Start AVAILABLE RECORDS

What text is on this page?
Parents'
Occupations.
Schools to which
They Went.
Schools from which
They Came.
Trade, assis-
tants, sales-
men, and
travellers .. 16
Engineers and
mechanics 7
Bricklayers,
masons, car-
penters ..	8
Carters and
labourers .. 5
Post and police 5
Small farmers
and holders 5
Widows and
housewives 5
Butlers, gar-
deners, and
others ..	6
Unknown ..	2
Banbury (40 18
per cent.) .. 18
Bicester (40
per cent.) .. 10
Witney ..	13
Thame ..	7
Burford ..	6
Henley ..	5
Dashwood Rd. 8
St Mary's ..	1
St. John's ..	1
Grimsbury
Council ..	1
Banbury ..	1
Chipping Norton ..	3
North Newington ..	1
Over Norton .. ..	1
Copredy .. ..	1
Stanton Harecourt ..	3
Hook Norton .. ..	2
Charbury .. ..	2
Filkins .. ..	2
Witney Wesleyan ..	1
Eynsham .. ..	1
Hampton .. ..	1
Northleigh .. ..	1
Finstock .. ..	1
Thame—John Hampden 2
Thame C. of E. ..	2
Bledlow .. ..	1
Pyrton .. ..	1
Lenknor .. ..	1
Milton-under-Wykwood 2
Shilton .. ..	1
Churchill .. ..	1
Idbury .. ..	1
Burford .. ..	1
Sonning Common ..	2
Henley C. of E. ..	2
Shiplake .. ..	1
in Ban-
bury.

End AVAILABLE RECORDS
Start AVAILABLE RECORDS

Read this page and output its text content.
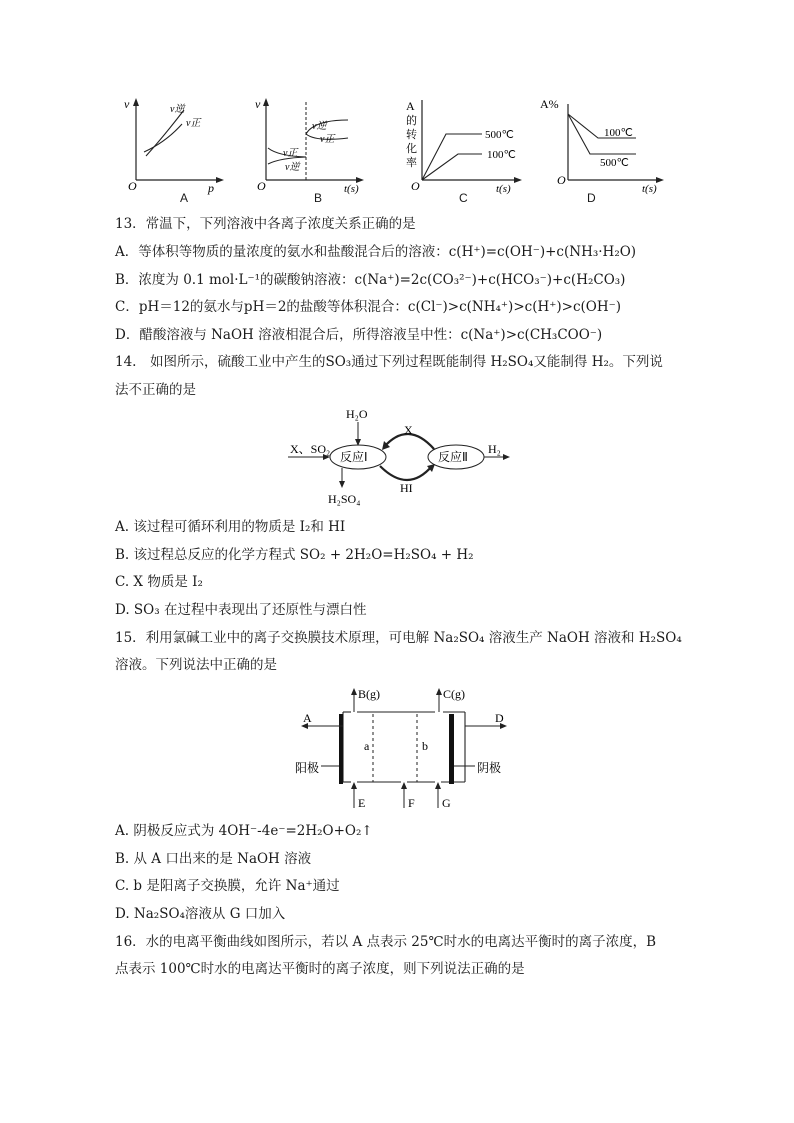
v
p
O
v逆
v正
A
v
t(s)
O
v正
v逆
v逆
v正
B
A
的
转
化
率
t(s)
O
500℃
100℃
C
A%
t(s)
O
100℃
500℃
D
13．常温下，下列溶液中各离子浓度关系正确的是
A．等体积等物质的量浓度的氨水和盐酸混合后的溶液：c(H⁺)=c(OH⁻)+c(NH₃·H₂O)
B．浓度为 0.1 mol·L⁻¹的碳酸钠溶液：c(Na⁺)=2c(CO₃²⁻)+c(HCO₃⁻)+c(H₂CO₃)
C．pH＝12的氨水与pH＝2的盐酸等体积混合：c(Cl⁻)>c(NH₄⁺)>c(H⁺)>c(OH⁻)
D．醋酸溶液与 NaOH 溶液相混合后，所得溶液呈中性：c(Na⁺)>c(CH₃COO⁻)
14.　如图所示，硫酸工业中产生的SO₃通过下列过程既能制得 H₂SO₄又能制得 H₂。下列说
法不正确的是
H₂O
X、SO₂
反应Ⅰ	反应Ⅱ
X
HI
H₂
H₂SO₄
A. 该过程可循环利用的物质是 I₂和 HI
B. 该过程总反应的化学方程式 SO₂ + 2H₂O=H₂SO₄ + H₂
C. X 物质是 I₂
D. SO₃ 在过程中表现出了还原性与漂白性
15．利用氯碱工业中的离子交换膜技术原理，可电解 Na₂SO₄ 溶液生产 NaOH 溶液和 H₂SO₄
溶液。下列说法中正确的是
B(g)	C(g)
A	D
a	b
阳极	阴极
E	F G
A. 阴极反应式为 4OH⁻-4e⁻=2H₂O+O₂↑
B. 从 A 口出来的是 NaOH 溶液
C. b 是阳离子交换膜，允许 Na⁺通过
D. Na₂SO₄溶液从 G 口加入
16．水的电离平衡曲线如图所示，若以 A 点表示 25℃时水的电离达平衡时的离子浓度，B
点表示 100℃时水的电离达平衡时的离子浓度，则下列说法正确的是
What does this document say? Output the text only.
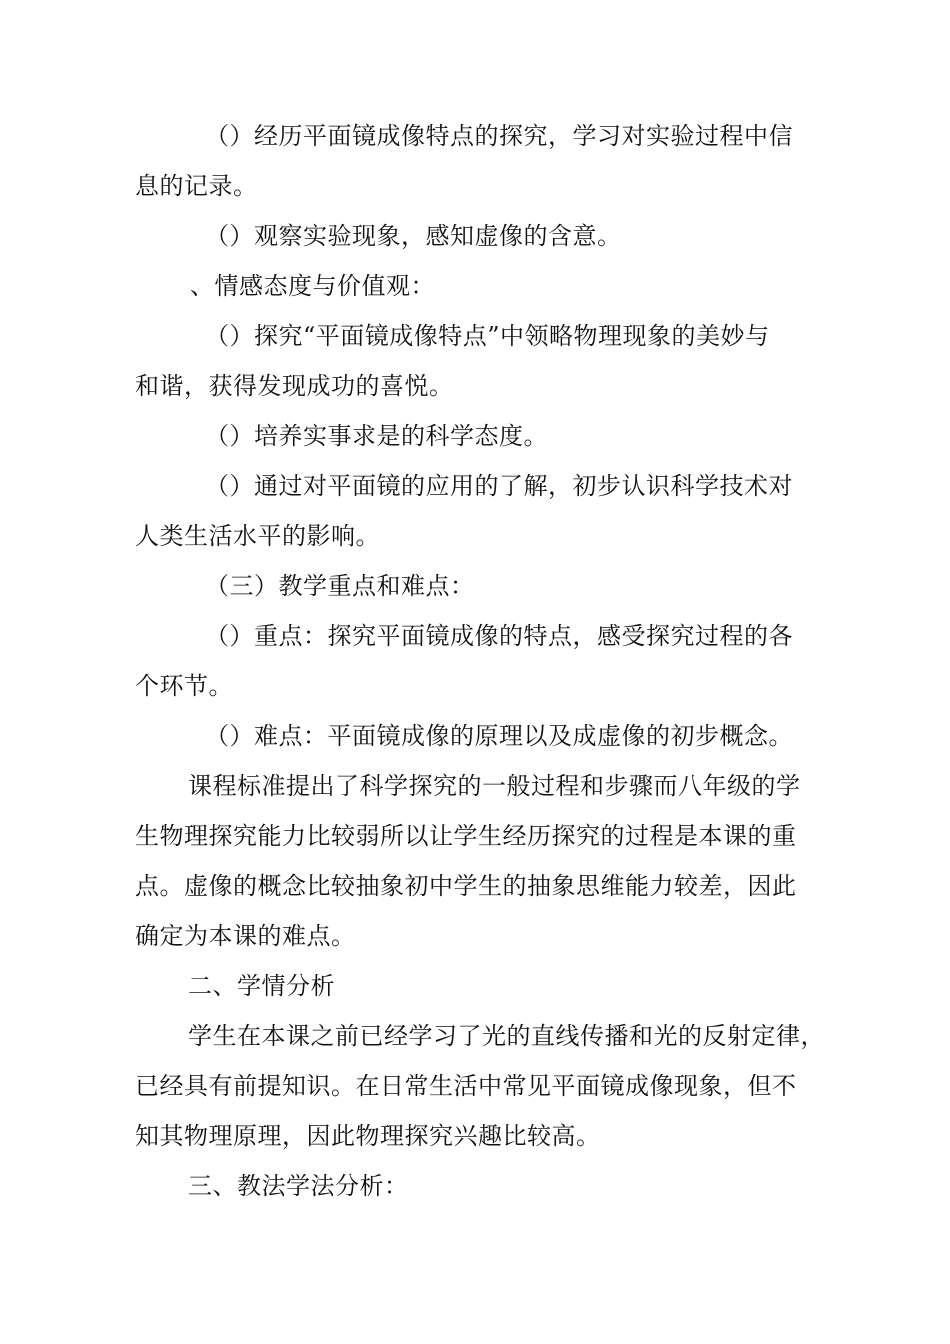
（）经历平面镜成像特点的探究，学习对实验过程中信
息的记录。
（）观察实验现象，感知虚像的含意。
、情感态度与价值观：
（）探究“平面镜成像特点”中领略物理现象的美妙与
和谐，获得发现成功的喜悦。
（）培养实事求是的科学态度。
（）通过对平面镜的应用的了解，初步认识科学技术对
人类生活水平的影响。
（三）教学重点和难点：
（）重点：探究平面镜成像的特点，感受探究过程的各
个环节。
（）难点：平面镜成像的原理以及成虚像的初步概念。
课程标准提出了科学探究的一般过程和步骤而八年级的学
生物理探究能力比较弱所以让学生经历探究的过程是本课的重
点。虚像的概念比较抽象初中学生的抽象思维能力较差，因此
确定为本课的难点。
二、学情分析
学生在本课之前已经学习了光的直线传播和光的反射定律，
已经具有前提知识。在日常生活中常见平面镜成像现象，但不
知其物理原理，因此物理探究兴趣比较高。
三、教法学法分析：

End AVAILABLE RECORDS

PROBLEM TO WORK ON: Wherever "text" shows up in a line, copy that line.

FULL ANSWER:
What text is on this page?
Read this page and output its text content.
What does this document say? Output the text only.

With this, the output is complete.